── DATA LINES

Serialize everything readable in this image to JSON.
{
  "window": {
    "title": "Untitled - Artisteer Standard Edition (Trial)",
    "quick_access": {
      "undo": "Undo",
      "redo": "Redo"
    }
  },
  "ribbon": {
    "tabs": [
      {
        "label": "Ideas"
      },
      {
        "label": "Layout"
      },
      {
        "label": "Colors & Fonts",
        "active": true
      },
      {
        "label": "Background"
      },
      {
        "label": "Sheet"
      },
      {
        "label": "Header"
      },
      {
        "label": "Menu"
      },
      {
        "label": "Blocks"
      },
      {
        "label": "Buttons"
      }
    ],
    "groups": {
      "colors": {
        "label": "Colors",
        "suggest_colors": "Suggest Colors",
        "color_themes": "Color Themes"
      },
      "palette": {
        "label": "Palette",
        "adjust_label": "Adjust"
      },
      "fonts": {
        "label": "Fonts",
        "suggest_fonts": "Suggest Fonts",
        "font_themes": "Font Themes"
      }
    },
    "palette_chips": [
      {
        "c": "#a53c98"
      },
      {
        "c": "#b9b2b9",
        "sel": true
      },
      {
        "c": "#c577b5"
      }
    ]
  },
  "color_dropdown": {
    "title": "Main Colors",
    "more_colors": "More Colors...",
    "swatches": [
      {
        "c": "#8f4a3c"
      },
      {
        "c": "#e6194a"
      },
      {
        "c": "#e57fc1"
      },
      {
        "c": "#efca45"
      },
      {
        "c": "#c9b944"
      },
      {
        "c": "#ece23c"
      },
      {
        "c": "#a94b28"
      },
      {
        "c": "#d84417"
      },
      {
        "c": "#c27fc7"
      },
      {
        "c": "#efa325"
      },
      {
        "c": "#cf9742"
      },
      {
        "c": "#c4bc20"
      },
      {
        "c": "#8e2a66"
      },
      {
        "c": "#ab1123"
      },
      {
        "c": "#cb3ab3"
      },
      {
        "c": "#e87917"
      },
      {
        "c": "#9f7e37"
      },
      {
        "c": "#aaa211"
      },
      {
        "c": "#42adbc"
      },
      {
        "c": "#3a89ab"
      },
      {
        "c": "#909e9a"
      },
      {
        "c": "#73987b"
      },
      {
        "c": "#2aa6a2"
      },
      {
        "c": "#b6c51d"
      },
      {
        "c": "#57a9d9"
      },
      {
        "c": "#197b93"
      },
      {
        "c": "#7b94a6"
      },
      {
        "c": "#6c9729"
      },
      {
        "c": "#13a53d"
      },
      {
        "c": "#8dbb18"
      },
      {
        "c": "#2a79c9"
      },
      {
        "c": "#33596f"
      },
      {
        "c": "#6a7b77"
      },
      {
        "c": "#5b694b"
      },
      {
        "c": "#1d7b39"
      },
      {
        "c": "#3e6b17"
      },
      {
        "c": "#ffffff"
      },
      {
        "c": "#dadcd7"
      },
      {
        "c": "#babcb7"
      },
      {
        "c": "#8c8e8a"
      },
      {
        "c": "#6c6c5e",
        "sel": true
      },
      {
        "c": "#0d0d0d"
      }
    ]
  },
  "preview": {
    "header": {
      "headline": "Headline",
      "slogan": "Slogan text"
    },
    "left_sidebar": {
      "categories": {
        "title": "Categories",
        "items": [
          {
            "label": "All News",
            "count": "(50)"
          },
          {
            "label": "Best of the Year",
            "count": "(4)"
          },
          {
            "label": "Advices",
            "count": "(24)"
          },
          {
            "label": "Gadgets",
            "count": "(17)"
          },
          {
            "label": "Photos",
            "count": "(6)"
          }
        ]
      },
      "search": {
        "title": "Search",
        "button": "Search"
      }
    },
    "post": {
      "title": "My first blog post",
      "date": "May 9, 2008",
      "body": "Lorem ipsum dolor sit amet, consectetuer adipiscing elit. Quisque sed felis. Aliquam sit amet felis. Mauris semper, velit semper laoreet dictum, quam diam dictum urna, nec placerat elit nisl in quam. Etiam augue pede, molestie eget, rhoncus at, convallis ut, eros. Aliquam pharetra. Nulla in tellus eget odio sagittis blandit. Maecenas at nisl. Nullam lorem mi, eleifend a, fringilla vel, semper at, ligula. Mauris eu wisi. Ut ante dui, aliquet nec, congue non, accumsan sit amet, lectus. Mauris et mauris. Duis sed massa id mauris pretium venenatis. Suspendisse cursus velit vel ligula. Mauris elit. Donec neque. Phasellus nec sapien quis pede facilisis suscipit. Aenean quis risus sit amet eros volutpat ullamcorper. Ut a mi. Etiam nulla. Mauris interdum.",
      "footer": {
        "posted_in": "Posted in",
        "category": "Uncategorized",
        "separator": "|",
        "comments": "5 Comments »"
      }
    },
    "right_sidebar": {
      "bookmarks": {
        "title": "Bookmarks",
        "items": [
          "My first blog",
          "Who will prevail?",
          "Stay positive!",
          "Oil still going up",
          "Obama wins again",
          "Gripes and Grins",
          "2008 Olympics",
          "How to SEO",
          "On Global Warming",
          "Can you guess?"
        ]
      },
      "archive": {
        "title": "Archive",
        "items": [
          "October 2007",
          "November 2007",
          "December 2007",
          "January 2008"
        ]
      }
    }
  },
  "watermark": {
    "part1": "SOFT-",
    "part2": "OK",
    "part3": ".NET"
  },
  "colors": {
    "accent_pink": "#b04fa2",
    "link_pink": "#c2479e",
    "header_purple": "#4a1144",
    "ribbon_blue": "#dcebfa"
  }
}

────

EXERCISE BRIEF: Using the listing above, locate the lines that hold "blog" and copy each one.

RESULT OF THE EXERCISE:
      "title": "My first blog post",
          "My first blog",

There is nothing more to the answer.